* [INSTRUCTIONS TO FOLLOW]
Among the lines of this listing, determine how many contain the string "supaya". Answer with the number only.

* [MATERIAL SHOWN]

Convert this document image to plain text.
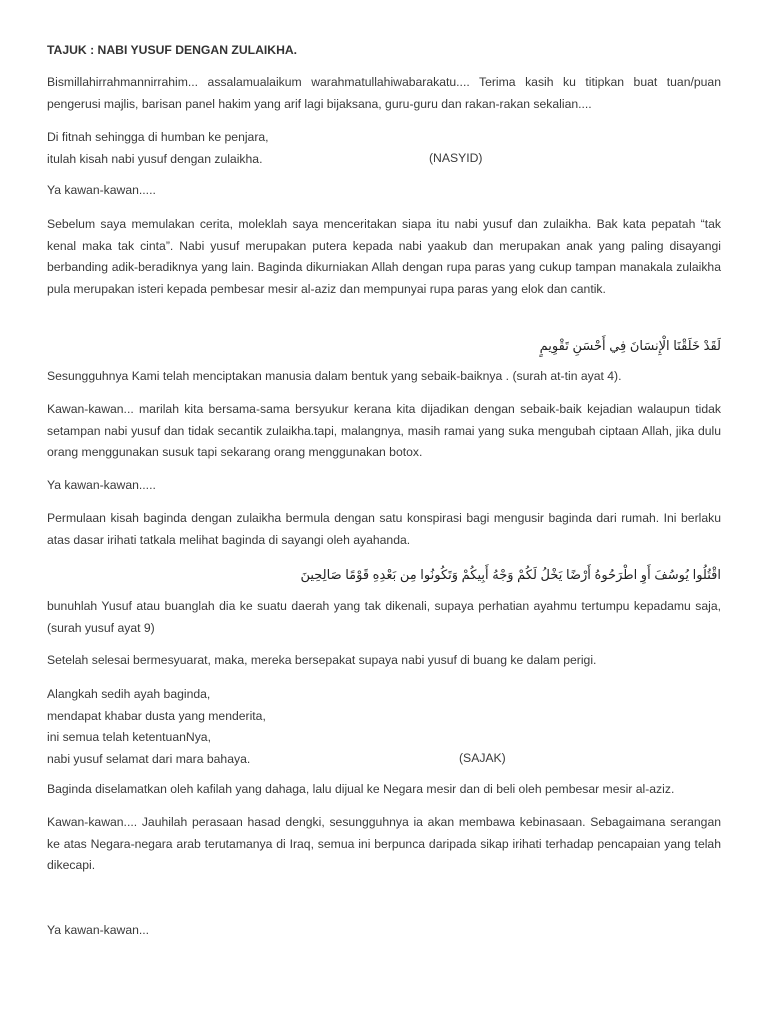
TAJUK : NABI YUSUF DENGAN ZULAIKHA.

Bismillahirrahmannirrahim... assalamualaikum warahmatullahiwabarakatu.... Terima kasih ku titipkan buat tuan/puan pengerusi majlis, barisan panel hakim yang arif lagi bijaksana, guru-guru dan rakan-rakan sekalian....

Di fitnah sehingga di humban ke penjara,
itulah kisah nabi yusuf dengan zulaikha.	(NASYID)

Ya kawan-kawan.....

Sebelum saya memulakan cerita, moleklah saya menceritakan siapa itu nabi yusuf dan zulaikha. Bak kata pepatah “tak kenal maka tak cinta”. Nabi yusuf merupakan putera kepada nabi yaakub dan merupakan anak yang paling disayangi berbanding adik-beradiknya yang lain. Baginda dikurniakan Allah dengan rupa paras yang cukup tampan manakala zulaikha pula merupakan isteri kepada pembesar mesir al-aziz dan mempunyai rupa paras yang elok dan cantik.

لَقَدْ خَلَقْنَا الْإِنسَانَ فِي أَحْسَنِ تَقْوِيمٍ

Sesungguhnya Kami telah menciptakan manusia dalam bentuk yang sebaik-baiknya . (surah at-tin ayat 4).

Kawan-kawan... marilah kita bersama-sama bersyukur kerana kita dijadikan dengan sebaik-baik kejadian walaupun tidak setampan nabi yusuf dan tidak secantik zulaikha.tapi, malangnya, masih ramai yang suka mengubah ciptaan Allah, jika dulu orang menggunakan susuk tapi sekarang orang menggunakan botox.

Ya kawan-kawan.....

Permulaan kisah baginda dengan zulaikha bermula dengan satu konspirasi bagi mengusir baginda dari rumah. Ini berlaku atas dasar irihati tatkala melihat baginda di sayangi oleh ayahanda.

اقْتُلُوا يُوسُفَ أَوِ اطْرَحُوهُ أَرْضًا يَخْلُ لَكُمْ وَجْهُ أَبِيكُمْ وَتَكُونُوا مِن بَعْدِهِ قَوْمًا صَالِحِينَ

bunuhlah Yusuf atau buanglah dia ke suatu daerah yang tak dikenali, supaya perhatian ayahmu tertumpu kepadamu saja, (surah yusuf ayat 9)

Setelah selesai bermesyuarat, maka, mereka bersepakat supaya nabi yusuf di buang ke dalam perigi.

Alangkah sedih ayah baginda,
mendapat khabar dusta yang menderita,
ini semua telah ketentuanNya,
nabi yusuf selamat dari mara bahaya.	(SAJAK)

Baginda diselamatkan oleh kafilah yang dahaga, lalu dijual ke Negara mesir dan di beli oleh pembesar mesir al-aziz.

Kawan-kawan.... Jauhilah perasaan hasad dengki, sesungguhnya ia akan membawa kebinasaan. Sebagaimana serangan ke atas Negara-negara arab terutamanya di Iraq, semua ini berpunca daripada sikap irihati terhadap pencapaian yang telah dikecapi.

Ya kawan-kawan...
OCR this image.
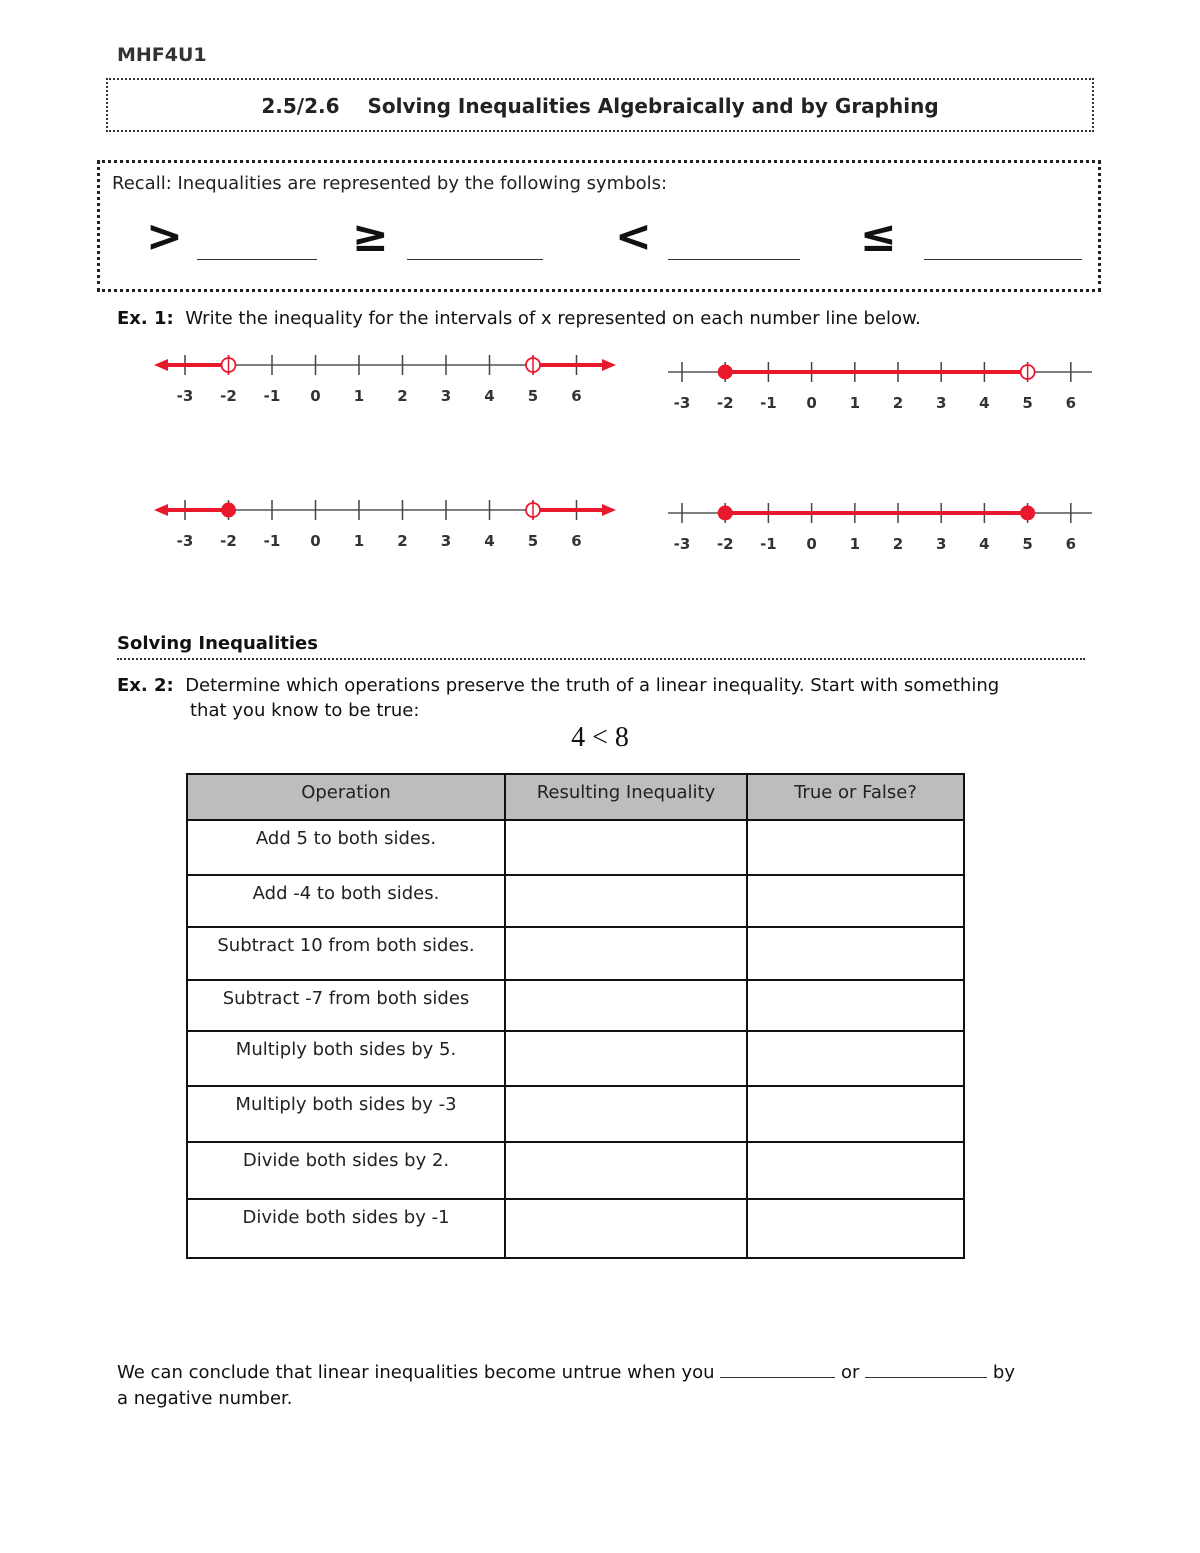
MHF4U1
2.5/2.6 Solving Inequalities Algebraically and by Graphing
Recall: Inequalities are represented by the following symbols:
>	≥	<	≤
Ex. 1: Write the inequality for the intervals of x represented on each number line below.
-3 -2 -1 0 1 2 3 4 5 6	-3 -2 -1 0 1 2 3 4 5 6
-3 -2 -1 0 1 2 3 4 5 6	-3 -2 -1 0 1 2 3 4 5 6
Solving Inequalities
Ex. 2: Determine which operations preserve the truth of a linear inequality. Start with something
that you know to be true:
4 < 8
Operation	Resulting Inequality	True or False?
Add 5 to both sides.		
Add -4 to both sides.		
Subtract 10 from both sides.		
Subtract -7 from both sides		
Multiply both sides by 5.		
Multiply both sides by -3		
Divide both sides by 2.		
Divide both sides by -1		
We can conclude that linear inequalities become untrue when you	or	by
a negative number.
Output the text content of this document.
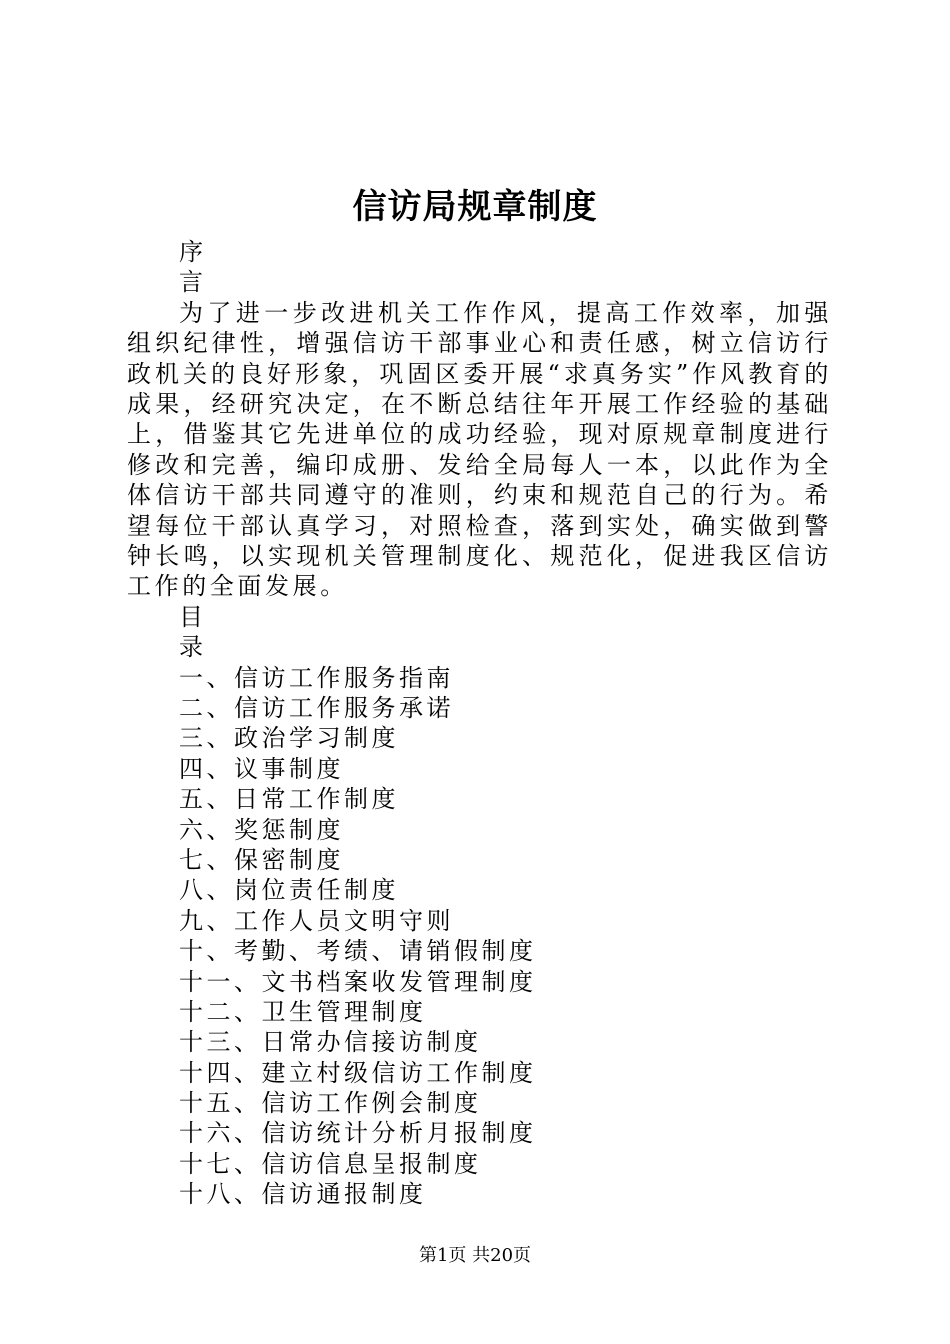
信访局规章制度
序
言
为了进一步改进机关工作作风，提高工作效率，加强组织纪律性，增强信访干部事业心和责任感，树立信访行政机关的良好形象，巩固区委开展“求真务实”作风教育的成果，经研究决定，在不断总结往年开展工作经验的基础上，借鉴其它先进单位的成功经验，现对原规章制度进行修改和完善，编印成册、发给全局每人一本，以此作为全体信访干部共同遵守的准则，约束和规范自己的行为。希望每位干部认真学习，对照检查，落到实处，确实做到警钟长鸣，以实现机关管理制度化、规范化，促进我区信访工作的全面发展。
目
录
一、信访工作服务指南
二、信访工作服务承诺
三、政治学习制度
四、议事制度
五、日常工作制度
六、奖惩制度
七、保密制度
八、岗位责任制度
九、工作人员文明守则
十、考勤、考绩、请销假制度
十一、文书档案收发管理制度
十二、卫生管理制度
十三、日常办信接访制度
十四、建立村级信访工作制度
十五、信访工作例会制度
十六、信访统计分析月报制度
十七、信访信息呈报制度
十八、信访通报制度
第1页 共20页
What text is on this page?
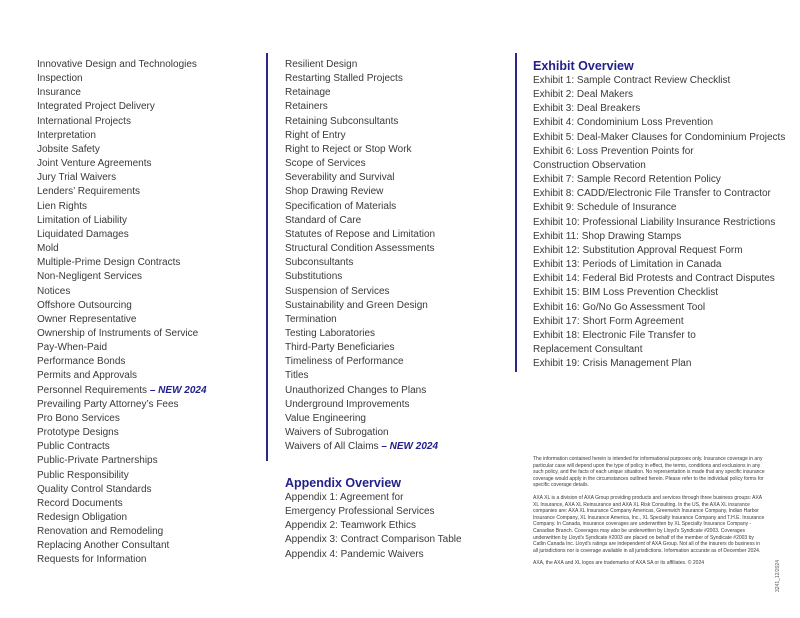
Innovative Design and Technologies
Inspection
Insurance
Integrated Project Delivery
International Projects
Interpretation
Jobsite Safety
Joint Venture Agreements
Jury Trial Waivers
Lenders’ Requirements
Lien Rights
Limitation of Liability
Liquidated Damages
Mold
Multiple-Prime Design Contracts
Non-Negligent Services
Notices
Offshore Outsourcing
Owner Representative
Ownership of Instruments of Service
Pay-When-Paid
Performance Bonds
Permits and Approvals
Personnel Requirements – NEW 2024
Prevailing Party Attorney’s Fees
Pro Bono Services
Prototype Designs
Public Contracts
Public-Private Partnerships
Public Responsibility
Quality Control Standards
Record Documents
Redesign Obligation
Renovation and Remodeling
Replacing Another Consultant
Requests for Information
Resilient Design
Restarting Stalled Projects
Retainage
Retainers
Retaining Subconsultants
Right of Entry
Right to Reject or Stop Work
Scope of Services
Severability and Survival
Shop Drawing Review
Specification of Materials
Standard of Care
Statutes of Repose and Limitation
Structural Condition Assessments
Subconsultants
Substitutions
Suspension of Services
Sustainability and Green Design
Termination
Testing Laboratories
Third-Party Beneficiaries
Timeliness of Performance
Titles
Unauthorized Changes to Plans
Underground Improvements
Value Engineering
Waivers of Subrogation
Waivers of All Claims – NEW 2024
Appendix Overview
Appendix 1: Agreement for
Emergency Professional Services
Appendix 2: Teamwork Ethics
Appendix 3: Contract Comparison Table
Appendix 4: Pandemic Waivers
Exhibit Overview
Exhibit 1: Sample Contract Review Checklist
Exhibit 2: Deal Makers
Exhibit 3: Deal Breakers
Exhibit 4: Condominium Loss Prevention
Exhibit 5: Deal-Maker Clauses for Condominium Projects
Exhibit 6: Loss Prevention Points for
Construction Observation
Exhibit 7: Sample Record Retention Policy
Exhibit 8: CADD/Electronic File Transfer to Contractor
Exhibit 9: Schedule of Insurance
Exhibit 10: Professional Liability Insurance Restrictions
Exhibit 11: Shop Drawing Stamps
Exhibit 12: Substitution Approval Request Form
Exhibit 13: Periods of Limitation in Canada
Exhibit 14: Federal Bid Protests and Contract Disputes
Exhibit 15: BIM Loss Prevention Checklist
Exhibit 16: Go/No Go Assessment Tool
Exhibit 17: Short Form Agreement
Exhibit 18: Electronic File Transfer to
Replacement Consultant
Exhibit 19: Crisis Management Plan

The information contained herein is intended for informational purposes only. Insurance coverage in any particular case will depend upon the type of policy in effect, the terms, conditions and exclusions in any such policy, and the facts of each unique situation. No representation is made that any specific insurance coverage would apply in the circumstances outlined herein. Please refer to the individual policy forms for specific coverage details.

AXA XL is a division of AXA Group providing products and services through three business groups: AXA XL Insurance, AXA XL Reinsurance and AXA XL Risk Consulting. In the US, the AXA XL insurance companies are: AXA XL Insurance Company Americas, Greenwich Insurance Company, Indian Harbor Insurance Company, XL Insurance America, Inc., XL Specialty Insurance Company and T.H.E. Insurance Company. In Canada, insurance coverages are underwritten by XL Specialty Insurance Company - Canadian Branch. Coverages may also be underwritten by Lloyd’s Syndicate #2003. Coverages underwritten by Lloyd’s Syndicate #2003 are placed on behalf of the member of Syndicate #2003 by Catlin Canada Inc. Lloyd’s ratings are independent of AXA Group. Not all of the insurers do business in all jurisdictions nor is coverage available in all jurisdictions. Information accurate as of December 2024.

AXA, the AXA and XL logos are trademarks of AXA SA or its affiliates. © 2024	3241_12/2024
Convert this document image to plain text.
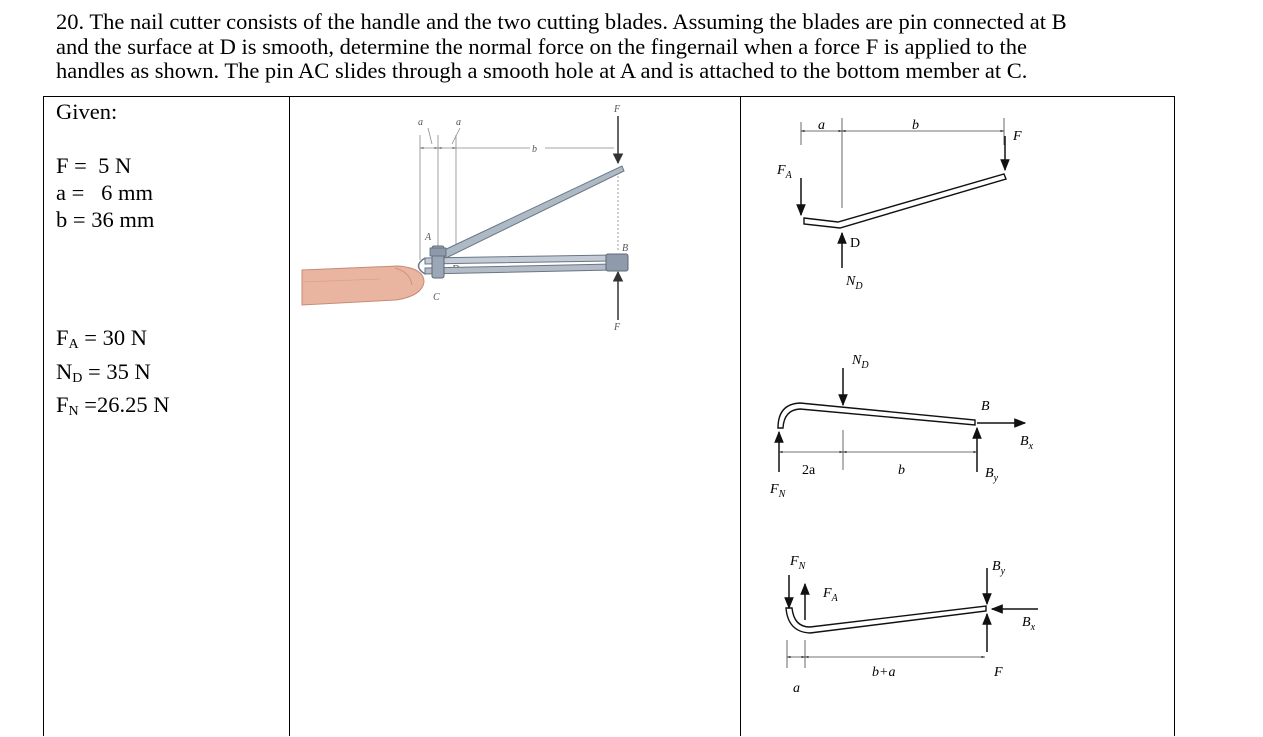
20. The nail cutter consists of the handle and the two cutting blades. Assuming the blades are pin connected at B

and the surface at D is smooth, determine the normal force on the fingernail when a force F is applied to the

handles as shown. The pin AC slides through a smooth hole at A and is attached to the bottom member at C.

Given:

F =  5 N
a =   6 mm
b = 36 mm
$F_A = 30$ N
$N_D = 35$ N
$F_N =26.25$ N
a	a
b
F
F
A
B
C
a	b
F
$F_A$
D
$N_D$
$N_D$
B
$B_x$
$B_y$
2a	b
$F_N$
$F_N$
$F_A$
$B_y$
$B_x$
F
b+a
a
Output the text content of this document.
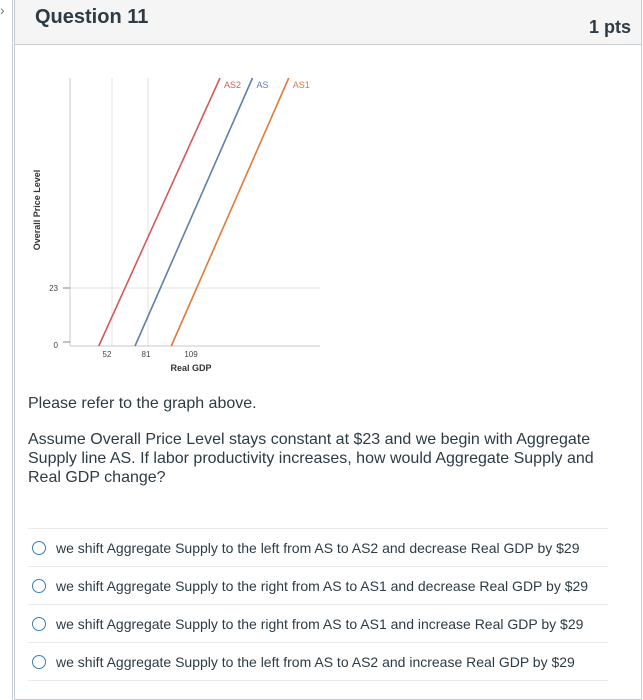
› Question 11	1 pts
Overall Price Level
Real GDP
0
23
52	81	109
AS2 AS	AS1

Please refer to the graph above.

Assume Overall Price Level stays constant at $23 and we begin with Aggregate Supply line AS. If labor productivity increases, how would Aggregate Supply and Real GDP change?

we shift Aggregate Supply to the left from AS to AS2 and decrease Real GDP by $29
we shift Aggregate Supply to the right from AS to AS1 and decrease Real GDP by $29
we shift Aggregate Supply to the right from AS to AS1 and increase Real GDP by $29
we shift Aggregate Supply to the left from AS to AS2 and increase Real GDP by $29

* [ANSWER FOR THIS EXERCISE]
2